During dearth periods or when severely disturbed by enemies, Chinese honey bees are prone to whole-colony absconding (abandoning the nest). Before absconding, the colony stops brood rearing and consumes stored honey, then leaves the hive all at once. This is an extreme strategy for coping with harsh environments and an important mechanism for wild populations to survive. Robbing behavior in bees is also relatively common in Chinese honey bees; when external nectar sources are scarce, some strong colonies may attack the entrances of weaker colonies, stealing stored honey and even causing the robbed colony's destruction. Therefore, preventing robbing is a key aspect of Chinese honey bee management.

== Research ==
Whole-genome resequencing studies have revealed significant genetic differentiation among Chinese honey bee populations from different geographical regions in China. Physical barriers (mountains, straits), rather than geographic distance, are the main drivers of population divergence. Historical effective population sizes are highly correlated with paleoclimatic fluctuations, with population expansion during warm periods and contraction during cold periods. Selective sweep analysis identified the RAPTOR gene as a key gene for climatic adaptation, regulating body size via the mTOR signaling pathway in response to different temperatures and food abundances.

::::

## Goal of the exercise
From the Chinese honey bee text, pull out everything from "During dearth periods" down to "honey bee management.", copied word for word.

## The data
::::

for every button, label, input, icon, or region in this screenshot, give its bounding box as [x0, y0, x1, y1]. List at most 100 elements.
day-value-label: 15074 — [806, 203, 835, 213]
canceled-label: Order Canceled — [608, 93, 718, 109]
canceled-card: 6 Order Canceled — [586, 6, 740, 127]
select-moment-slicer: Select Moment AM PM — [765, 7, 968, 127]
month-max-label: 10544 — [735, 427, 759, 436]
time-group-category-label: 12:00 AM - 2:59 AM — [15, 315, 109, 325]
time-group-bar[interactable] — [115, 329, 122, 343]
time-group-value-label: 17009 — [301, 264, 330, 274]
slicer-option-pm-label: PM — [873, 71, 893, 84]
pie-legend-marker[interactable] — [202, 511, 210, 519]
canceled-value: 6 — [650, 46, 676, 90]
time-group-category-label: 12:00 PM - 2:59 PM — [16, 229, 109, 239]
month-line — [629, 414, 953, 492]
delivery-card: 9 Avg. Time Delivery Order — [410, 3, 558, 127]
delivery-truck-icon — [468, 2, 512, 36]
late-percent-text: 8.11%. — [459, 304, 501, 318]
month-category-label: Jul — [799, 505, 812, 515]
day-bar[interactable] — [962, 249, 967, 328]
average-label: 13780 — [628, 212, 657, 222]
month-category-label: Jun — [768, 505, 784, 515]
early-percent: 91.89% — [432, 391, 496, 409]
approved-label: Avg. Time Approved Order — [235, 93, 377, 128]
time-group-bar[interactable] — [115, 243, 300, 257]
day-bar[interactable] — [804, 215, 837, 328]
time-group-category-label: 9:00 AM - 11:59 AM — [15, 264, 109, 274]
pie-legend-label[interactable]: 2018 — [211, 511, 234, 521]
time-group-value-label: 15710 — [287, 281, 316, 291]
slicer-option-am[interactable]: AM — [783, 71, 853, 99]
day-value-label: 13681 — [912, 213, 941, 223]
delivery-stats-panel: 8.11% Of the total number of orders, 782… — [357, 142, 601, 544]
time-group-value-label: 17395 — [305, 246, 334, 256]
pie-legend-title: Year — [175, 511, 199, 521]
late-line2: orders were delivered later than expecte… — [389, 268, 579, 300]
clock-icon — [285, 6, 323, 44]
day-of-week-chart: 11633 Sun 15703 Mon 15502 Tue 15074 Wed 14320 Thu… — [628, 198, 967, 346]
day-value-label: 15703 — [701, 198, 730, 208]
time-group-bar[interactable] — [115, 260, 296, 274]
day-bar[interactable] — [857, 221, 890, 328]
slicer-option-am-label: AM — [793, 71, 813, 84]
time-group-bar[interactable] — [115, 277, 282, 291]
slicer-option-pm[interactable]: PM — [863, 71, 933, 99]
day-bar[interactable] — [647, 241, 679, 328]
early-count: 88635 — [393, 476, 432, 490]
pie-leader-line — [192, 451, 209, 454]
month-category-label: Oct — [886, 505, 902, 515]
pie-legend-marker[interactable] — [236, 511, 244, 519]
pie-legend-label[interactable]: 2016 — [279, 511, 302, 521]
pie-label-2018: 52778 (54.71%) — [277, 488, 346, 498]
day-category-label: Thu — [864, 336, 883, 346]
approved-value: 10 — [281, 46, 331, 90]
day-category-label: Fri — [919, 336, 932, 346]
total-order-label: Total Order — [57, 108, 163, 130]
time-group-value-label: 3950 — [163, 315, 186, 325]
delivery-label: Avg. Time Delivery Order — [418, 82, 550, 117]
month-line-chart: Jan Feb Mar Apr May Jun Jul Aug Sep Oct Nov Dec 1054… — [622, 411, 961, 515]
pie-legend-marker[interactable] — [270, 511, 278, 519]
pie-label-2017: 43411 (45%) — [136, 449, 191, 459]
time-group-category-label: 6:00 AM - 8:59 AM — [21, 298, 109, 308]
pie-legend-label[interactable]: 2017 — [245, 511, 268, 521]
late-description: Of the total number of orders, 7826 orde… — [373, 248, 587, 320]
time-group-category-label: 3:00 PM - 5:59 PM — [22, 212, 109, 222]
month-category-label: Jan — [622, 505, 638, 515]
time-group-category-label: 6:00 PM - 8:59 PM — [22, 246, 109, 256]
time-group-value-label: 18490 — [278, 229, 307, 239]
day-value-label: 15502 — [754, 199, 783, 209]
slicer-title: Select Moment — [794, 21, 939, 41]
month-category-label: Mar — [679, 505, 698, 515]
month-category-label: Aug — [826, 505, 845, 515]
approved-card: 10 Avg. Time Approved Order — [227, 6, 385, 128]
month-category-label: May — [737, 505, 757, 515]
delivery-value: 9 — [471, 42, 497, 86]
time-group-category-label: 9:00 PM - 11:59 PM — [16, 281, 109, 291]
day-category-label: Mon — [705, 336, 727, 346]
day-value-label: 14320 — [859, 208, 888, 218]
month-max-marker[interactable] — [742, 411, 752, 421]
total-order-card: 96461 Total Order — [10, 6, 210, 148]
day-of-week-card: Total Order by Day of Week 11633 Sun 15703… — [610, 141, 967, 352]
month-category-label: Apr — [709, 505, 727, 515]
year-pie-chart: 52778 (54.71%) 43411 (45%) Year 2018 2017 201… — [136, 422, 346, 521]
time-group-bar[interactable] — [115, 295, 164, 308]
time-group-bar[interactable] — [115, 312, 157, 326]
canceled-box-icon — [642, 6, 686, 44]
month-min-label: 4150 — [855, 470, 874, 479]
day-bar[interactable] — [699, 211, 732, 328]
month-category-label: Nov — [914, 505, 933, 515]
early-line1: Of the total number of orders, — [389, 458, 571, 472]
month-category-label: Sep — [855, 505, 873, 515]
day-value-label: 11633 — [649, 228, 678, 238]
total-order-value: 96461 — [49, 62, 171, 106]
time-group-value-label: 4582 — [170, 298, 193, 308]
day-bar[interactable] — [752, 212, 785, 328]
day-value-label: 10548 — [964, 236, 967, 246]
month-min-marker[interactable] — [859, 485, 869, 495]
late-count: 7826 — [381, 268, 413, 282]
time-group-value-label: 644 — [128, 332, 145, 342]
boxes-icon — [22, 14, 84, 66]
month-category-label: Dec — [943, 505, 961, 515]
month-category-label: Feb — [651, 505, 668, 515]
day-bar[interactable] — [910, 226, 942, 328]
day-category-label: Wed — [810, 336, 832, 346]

::::

## Solution to the exercise
During dearth periods or when severely disturbed by enemies, Chinese honey bees are prone to whole-colony absconding (abandoning the nest). Before absconding, the colony stops brood rearing and consumes stored honey, then leaves the hive all at once. This is an extreme strategy for coping with harsh environments and an important mechanism for wild populations to survive. Robbing behavior in bees is also relatively common in Chinese honey bees; when external nectar sources are scarce, some strong colonies may attack the entrances of weaker colonies, stealing stored honey and even causing the robbed colony's destruction. Therefore, preventing robbing is a key aspect of Chinese honey bee management.